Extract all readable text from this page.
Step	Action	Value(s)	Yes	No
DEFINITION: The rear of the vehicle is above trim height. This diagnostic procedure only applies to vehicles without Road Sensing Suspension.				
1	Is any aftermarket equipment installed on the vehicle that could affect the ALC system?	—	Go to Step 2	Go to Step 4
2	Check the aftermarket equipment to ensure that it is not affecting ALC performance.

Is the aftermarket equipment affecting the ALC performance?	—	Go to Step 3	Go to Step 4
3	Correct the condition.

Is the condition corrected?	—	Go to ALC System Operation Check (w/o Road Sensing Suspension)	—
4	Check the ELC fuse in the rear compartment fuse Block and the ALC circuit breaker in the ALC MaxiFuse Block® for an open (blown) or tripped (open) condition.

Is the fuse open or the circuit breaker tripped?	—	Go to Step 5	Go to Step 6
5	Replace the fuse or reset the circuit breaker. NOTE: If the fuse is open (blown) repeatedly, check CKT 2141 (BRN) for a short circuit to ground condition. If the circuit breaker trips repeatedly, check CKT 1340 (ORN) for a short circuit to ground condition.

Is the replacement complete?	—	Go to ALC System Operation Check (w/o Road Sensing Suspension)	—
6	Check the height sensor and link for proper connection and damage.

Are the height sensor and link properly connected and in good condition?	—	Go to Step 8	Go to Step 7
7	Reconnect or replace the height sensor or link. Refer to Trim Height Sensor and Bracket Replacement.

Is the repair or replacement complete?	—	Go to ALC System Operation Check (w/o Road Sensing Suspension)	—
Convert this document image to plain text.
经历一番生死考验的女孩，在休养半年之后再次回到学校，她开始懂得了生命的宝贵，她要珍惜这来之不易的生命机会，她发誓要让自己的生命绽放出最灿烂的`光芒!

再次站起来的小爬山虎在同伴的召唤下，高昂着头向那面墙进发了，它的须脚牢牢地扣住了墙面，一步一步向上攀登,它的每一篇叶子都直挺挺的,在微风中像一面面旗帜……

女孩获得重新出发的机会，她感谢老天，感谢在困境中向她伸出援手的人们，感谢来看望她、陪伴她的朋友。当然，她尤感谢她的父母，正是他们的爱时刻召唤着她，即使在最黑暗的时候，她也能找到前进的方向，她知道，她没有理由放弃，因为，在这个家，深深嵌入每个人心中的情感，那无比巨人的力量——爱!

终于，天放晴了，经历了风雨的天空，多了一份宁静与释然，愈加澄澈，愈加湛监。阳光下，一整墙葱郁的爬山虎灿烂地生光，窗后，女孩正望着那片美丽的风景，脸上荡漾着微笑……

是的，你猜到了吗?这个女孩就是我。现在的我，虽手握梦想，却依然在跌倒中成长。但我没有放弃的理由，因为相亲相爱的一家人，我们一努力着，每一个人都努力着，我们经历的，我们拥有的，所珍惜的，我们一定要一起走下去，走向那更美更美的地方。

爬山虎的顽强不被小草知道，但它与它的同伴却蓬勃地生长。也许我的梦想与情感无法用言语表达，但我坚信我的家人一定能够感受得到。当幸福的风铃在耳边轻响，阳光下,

**Problem statement:** Every entry must be retyped in full, exactly as given.

**Answer to the task:**
Extract all readable text from this page.
Step	Action	Value(s)	Yes	No
DEFINITION: The rear of the vehicle is above trim height. This diagnostic procedure only applies to vehicles without Road Sensing Suspension.				
1	Is any aftermarket equipment installed on the vehicle that could affect the ALC system?	—	Go to Step 2	Go to Step 4
2	Check the aftermarket equipment to ensure that it is not affecting ALC performance.

Is the aftermarket equipment affecting the ALC performance?	—	Go to Step 3	Go to Step 4
3	Correct the condition.

Is the condition corrected?	—	Go to ALC System Operation Check (w/o Road Sensing Suspension)	—
4	Check the ELC fuse in the rear compartment fuse Block and the ALC circuit breaker in the ALC MaxiFuse Block® for an open (blown) or tripped (open) condition.

Is the fuse open or the circuit breaker tripped?	—	Go to Step 5	Go to Step 6
5	Replace the fuse or reset the circuit breaker. NOTE: If the fuse is open (blown) repeatedly, check CKT 2141 (BRN) for a short circuit to ground condition. If the circuit breaker trips repeatedly, check CKT 1340 (ORN) for a short circuit to ground condition.

Is the replacement complete?	—	Go to ALC System Operation Check (w/o Road Sensing Suspension)	—
6	Check the height sensor and link for proper connection and damage.

Are the height sensor and link properly connected and in good condition?	—	Go to Step 8	Go to Step 7
7	Reconnect or replace the height sensor or link. Refer to Trim Height Sensor and Bracket Replacement.

Is the repair or replacement complete?	—	Go to ALC System Operation Check (w/o Road Sensing Suspension)	—
Convert this document image to plain text.
经历一番生死考验的女孩，在休养半年之后再次回到学校，她开始懂得了生命的宝贵，她要珍惜这来之不易的生命机会，她发誓要让自己的生命绽放出最灿烂的`光芒!

再次站起来的小爬山虎在同伴的召唤下，高昂着头向那面墙进发了，它的须脚牢牢地扣住了墙面，一步一步向上攀登,它的每一篇叶子都直挺挺的,在微风中像一面面旗帜……

女孩获得重新出发的机会，她感谢老天，感谢在困境中向她伸出援手的人们，感谢来看望她、陪伴她的朋友。当然，她尤感谢她的父母，正是他们的爱时刻召唤着她，即使在最黑暗的时候，她也能找到前进的方向，她知道，她没有理由放弃，因为，在这个家，深深嵌入每个人心中的情感，那无比巨人的力量——爱!

终于，天放晴了，经历了风雨的天空，多了一份宁静与释然，愈加澄澈，愈加湛监。阳光下，一整墙葱郁的爬山虎灿烂地生光，窗后，女孩正望着那片美丽的风景，脸上荡漾着微笑……

是的，你猜到了吗?这个女孩就是我。现在的我，虽手握梦想，却依然在跌倒中成长。但我没有放弃的理由，因为相亲相爱的一家人，我们一努力着，每一个人都努力着，我们经历的，我们拥有的，所珍惜的，我们一定要一起走下去，走向那更美更美的地方。

爬山虎的顽强不被小草知道，但它与它的同伴却蓬勃地生长。也许我的梦想与情感无法用言语表达，但我坚信我的家人一定能够感受得到。当幸福的风铃在耳边轻响，阳光下,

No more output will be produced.